== DATASET RECORDS ==
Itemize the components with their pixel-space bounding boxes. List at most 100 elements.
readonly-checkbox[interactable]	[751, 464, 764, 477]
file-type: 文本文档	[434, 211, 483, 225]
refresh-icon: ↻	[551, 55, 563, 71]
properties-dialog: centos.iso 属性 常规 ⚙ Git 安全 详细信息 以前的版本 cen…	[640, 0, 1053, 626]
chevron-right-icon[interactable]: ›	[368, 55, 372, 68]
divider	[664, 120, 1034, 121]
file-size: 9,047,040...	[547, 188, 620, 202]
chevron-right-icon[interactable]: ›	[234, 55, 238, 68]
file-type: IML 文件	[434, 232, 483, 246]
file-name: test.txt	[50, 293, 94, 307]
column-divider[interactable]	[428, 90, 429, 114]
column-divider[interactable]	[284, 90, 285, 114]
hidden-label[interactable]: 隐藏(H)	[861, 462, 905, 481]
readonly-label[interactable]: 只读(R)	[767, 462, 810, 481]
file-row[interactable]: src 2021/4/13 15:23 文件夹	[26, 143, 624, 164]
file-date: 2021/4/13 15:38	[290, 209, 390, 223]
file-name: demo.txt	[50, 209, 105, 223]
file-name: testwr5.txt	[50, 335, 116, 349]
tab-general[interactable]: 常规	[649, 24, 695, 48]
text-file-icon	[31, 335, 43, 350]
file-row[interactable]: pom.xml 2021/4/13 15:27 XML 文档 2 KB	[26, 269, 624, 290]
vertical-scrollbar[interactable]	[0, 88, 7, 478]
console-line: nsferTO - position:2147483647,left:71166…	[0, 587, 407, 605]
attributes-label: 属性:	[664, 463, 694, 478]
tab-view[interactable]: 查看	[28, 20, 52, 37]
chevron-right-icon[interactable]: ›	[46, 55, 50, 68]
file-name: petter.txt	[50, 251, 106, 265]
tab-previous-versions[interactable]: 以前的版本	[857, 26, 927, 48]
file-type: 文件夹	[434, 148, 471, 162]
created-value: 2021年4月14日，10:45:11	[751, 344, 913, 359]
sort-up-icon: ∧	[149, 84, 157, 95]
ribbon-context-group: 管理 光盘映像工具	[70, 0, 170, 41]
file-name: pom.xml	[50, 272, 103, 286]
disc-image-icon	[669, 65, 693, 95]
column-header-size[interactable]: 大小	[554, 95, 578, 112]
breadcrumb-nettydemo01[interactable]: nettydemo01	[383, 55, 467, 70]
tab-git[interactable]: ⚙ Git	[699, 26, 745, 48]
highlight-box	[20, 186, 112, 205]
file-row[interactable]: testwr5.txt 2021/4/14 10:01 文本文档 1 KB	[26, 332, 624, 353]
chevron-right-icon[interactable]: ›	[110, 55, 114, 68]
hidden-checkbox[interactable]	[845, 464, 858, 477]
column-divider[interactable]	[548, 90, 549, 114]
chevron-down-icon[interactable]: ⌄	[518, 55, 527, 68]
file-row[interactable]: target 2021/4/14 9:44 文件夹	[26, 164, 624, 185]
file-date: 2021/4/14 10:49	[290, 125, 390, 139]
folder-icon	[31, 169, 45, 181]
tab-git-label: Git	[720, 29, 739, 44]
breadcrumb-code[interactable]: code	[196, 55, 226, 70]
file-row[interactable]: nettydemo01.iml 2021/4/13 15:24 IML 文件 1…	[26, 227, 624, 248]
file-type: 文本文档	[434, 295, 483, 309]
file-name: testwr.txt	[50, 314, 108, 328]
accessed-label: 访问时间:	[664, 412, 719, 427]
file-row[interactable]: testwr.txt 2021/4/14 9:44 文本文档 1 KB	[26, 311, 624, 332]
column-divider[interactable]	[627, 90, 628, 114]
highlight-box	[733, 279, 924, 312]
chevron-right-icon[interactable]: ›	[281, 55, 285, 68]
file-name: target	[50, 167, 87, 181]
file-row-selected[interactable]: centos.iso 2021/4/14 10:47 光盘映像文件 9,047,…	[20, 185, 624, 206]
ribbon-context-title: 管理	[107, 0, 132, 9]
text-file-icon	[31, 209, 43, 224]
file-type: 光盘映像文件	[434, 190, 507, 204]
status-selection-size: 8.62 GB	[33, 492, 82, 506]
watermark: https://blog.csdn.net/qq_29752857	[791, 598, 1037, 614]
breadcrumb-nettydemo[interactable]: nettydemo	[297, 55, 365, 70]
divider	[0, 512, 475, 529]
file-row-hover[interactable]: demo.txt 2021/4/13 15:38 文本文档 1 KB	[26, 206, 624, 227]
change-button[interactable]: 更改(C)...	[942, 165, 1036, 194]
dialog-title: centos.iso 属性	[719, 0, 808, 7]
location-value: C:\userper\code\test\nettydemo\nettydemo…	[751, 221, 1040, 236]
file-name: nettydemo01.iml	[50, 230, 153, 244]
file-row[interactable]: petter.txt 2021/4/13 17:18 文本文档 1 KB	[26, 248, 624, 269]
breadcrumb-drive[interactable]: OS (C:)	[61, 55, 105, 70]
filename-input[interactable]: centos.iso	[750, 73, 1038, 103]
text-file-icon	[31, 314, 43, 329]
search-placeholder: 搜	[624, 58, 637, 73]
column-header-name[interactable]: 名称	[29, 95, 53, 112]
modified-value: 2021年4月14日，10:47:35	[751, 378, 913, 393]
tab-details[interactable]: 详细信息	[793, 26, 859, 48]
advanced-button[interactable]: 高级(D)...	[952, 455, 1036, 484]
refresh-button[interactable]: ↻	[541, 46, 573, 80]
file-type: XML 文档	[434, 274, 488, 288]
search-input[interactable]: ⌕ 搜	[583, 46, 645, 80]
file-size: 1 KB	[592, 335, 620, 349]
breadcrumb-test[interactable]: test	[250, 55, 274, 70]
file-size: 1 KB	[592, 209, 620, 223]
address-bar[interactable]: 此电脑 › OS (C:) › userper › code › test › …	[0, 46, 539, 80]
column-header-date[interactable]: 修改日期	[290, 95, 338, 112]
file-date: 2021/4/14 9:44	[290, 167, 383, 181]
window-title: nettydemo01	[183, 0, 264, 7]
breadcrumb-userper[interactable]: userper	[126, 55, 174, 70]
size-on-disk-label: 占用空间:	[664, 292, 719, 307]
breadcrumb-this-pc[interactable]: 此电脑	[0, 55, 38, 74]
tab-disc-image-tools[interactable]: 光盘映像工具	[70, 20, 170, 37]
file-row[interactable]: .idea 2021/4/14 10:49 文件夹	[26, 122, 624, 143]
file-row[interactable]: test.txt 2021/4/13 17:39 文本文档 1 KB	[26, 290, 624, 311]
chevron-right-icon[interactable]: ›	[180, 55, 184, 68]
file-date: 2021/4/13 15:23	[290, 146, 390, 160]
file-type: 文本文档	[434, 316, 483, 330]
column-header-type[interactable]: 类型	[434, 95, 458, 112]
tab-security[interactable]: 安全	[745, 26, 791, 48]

==

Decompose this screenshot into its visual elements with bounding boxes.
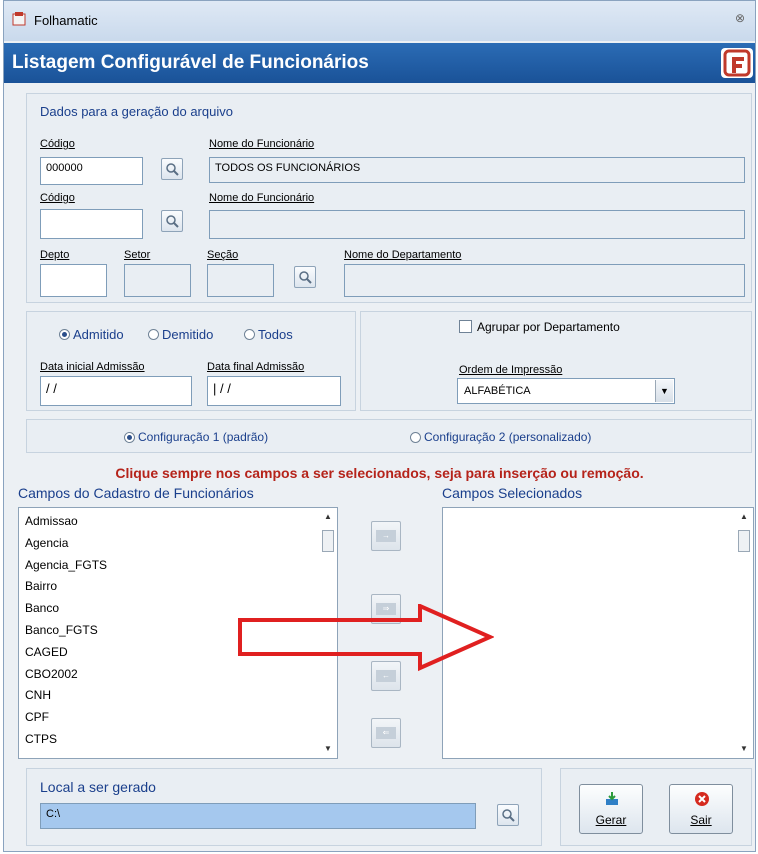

--

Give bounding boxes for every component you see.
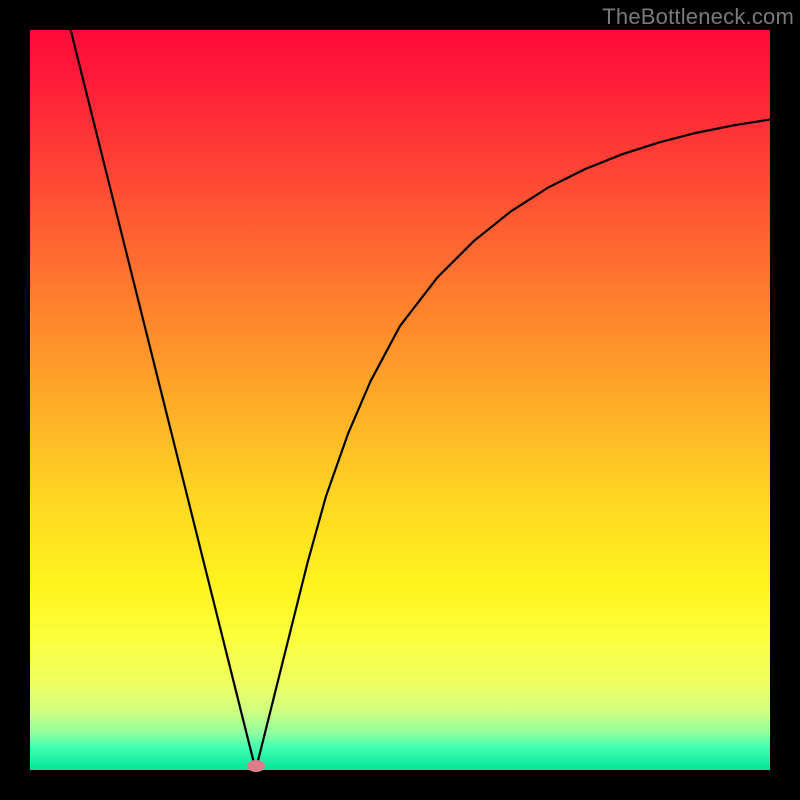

== STATED GOAL ==
Please pull out, unchanged, the lines from the items above that run between the line holding "Itemize the components" and the line holding "90, 285, 114]", inclusive.

== SOLVED EXERCISE ==
Itemize the components with their pixel-space bounding boxes. List at most 100 elements.
readonly-checkbox[interactable]	[751, 464, 764, 477]
file-type: 文本文档	[434, 211, 483, 225]
refresh-icon: ↻	[551, 55, 563, 71]
properties-dialog: centos.iso 属性 常规 ⚙ Git 安全 详细信息 以前的版本 cen…	[640, 0, 1053, 626]
chevron-right-icon[interactable]: ›	[368, 55, 372, 68]
divider	[664, 120, 1034, 121]
file-size: 9,047,040...	[547, 188, 620, 202]
chevron-right-icon[interactable]: ›	[234, 55, 238, 68]
file-type: IML 文件	[434, 232, 483, 246]
file-name: test.txt	[50, 293, 94, 307]
column-divider[interactable]	[428, 90, 429, 114]
column-divider[interactable]	[284, 90, 285, 114]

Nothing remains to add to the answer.